§ STORED RECORDS:
****************************************

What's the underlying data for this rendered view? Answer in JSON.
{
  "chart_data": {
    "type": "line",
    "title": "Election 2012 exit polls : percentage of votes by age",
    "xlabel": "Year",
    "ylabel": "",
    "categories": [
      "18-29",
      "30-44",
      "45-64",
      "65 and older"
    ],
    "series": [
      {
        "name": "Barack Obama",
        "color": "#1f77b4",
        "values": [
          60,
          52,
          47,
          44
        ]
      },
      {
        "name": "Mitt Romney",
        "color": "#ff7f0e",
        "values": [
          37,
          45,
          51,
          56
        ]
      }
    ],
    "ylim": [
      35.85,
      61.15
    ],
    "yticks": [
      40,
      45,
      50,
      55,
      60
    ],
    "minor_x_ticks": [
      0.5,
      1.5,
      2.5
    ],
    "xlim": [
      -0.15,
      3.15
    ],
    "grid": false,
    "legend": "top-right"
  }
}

****************************************

§ DIRECTION: All of the entries need to be reproduced exactly; please write them out.

§ ANSWER TO THE TASK:
What's the underlying data for this rendered view? Answer in JSON.
{
  "chart_data": {
    "type": "line",
    "title": "Election 2012 exit polls : percentage of votes by age",
    "xlabel": "Year",
    "ylabel": "",
    "categories": [
      "18-29",
      "30-44",
      "45-64",
      "65 and older"
    ],
    "series": [
      {
        "name": "Barack Obama",
        "color": "#1f77b4",
        "values": [
          60,
          52,
          47,
          44
        ]
      },
      {
        "name": "Mitt Romney",
        "color": "#ff7f0e",
        "values": [
          37,
          45,
          51,
          56
        ]
      }
    ],
    "ylim": [
      35.85,
      61.15
    ],
    "yticks": [
      40,
      45,
      50,
      55,
      60
    ],
    "minor_x_ticks": [
      0.5,
      1.5,
      2.5
    ],
    "xlim": [
      -0.15,
      3.15
    ],
    "grid": false,
    "legend": "top-right"
  }
}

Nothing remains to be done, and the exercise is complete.